» **Directive**
Reproduce every line in the listing that contains the word "ylabel".

━━━━

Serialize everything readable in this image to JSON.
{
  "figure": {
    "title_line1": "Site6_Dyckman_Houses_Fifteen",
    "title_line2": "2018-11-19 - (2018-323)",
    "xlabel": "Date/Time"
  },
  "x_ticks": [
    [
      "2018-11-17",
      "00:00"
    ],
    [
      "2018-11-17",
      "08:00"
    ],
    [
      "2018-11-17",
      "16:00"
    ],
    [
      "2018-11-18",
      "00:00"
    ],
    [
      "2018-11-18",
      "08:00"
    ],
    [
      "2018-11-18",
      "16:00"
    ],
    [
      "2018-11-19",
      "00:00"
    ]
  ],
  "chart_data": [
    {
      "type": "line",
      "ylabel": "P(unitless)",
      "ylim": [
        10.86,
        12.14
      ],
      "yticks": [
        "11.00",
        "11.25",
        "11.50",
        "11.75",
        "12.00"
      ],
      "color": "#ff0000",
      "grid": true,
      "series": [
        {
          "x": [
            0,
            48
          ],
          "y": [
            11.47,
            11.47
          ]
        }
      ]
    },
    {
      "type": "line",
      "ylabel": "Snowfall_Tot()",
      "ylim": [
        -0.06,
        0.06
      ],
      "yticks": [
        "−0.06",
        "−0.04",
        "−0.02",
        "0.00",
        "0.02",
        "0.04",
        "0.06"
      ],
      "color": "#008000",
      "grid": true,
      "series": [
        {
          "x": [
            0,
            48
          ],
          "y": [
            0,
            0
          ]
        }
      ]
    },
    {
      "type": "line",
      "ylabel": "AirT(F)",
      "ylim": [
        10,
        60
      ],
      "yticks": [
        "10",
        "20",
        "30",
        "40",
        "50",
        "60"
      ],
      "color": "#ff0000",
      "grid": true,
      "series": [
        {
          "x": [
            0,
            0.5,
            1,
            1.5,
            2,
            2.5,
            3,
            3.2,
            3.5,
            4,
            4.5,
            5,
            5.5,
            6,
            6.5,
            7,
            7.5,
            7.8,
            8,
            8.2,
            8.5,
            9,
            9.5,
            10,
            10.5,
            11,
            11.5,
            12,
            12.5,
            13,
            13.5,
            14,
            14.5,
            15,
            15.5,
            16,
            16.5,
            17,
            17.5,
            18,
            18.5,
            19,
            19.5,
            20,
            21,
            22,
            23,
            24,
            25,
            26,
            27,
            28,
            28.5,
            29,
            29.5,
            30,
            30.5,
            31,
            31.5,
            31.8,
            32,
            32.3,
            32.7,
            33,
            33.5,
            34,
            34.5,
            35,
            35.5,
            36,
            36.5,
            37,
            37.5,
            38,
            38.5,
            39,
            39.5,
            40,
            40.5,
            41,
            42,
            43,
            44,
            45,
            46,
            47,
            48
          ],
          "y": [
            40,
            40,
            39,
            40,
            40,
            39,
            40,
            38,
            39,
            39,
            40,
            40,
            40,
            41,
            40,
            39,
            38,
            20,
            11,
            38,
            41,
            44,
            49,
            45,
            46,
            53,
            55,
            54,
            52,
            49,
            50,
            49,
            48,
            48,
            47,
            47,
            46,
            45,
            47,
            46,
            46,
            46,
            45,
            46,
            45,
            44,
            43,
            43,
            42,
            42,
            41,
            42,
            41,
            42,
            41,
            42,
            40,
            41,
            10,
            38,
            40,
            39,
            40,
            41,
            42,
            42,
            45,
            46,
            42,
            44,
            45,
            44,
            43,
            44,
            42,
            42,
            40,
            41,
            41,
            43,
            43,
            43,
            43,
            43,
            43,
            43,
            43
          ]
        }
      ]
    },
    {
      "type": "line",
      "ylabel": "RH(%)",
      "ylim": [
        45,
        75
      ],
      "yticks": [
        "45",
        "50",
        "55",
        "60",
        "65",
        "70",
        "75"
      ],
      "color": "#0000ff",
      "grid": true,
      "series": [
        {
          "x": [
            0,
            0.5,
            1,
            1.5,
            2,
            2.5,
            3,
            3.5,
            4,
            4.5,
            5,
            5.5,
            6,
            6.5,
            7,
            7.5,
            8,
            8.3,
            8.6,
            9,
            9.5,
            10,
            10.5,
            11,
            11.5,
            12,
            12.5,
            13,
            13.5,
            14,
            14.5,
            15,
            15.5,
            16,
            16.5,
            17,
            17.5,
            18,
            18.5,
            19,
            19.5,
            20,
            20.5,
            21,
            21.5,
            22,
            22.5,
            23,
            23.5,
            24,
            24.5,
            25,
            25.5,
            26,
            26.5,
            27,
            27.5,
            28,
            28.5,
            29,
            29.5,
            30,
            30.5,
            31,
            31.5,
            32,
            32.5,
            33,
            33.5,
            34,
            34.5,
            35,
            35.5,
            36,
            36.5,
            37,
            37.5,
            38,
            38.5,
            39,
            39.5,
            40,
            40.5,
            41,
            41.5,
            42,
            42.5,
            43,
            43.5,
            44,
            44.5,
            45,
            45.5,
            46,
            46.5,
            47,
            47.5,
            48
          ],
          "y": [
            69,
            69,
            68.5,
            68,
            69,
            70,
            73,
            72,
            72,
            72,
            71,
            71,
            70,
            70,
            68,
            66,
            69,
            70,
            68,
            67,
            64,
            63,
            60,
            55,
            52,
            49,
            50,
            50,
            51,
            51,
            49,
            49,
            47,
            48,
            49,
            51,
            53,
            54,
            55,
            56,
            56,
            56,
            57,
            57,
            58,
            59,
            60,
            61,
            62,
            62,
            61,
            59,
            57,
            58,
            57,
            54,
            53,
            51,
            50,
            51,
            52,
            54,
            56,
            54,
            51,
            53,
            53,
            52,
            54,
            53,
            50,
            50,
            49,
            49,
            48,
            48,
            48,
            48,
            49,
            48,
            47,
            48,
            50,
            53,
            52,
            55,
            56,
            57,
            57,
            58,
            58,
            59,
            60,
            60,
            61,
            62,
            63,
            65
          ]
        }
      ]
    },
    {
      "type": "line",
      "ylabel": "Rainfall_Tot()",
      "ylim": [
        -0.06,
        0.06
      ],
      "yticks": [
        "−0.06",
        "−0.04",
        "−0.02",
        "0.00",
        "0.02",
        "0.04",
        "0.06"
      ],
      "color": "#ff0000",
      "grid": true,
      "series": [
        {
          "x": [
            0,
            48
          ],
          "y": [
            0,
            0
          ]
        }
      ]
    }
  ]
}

━━━━

» **Result of the exercise**
      "ylabel": "P(unitless)",
      "ylabel": "Snowfall_Tot()",
      "ylabel": "AirT(F)",
      "ylabel": "RH(%)",
      "ylabel": "Rainfall_Tot()",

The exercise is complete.